::: Available data :::

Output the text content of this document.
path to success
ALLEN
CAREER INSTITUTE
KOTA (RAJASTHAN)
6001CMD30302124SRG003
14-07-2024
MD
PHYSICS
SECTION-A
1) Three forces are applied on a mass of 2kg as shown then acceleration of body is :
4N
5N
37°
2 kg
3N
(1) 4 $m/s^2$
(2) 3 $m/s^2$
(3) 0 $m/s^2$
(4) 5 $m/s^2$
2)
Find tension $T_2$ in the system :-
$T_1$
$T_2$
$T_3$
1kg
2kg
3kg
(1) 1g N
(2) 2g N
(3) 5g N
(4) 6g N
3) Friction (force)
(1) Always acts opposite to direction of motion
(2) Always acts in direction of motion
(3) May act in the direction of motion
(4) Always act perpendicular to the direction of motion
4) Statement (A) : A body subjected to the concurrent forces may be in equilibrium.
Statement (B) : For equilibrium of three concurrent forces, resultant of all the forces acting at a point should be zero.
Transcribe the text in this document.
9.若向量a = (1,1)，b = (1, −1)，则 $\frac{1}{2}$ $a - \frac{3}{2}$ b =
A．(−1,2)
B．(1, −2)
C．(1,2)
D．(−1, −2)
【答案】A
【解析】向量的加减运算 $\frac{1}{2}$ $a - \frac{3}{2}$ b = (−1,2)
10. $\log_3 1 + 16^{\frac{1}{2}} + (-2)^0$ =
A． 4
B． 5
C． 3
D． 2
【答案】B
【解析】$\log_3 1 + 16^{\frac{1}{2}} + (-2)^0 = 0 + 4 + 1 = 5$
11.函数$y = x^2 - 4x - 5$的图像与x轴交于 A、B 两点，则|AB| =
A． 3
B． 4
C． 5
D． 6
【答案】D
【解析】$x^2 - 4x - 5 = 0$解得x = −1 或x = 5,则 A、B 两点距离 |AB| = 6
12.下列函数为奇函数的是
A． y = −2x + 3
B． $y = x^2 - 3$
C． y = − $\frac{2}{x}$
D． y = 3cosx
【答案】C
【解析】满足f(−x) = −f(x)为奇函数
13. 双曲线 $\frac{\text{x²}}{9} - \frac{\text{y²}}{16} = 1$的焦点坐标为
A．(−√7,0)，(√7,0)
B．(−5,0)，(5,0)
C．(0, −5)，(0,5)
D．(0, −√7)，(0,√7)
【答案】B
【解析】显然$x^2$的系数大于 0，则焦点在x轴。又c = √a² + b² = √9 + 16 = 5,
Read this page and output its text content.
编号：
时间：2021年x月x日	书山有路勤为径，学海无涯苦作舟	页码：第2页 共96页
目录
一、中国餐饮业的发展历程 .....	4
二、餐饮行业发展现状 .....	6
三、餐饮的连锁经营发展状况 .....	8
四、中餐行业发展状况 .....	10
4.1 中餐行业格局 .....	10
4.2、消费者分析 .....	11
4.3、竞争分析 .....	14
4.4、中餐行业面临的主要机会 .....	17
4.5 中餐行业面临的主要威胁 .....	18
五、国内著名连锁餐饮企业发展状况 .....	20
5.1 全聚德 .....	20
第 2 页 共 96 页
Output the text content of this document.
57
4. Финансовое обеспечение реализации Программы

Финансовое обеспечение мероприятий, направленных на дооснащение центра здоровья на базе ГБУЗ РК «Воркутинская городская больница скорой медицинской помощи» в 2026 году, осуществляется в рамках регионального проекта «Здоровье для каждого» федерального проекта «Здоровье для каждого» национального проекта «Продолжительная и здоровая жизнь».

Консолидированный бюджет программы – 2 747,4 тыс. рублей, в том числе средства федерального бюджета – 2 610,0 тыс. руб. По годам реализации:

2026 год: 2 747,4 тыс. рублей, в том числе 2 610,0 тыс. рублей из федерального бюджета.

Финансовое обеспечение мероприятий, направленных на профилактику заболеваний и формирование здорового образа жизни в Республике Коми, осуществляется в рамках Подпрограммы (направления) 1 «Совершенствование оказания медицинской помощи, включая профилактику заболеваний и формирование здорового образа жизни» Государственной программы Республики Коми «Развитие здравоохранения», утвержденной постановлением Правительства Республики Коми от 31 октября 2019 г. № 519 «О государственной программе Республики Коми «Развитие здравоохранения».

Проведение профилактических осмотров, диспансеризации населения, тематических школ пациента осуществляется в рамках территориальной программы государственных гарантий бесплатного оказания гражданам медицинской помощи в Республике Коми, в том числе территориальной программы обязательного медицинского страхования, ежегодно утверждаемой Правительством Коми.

:::

Identify the lines above that contain the word "this", then copy them.

Output the text content of this document.
Transcribe the text in this document.
Read this page and output its text content.
Output the text content of this document.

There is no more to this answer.